-- begin Material provided --
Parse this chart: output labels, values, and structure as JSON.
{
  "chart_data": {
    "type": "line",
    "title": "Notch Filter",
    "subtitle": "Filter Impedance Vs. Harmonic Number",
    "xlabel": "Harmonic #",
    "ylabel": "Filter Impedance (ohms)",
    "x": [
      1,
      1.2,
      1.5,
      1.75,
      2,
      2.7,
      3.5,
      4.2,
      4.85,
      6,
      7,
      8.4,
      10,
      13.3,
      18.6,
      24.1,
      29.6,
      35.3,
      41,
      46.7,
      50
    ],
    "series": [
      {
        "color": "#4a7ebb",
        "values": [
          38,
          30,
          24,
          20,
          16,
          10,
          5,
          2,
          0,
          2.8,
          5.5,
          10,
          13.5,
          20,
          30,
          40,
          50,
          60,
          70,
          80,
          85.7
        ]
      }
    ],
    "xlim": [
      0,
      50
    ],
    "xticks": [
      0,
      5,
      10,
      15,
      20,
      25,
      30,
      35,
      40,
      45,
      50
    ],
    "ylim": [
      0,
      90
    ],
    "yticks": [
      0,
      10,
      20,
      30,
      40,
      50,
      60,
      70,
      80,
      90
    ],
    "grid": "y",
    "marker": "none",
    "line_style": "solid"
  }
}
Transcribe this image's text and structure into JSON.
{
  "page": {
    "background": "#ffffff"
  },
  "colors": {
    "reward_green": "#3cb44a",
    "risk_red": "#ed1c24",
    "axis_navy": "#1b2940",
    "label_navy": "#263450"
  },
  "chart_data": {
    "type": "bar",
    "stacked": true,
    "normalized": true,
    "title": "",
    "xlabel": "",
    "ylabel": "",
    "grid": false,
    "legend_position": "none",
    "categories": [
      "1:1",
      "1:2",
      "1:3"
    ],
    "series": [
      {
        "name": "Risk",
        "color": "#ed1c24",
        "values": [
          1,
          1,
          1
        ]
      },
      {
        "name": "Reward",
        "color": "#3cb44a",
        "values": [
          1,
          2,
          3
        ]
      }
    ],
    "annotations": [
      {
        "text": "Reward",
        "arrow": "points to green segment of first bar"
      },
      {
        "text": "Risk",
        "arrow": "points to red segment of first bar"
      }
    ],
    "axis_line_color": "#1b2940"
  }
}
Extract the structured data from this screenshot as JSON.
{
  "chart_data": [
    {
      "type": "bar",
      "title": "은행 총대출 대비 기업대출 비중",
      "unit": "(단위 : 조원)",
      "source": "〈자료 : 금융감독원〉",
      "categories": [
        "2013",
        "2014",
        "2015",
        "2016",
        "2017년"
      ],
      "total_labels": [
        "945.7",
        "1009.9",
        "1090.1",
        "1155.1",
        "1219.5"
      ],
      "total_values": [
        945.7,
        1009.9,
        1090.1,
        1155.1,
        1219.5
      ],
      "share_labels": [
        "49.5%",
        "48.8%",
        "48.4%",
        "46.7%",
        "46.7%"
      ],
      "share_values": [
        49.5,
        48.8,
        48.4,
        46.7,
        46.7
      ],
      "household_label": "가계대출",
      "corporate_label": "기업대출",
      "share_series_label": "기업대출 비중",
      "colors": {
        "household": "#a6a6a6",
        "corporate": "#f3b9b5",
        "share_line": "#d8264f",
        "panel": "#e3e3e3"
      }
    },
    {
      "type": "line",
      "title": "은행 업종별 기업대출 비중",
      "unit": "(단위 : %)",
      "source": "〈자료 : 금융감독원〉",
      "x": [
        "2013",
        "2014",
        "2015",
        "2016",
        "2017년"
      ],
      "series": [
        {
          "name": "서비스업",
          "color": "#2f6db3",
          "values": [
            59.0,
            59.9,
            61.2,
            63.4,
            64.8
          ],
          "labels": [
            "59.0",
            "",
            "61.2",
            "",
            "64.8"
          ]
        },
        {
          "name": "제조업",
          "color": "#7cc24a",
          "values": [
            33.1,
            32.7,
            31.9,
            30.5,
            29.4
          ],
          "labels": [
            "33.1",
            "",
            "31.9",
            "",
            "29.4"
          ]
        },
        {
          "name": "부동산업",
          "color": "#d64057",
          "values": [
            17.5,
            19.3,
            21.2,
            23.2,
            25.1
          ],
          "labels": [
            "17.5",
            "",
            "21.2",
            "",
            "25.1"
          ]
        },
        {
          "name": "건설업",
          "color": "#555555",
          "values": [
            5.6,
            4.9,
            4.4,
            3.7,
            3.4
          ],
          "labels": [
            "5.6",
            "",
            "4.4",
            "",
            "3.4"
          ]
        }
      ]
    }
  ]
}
-- end Material provided --
> [Objective]: Using the material above, copy every line in which the string "text" occurs.

> [Exercise result]:
Transcribe this image's text and structure into JSON.
        "text": "Reward",
        "text": "Risk",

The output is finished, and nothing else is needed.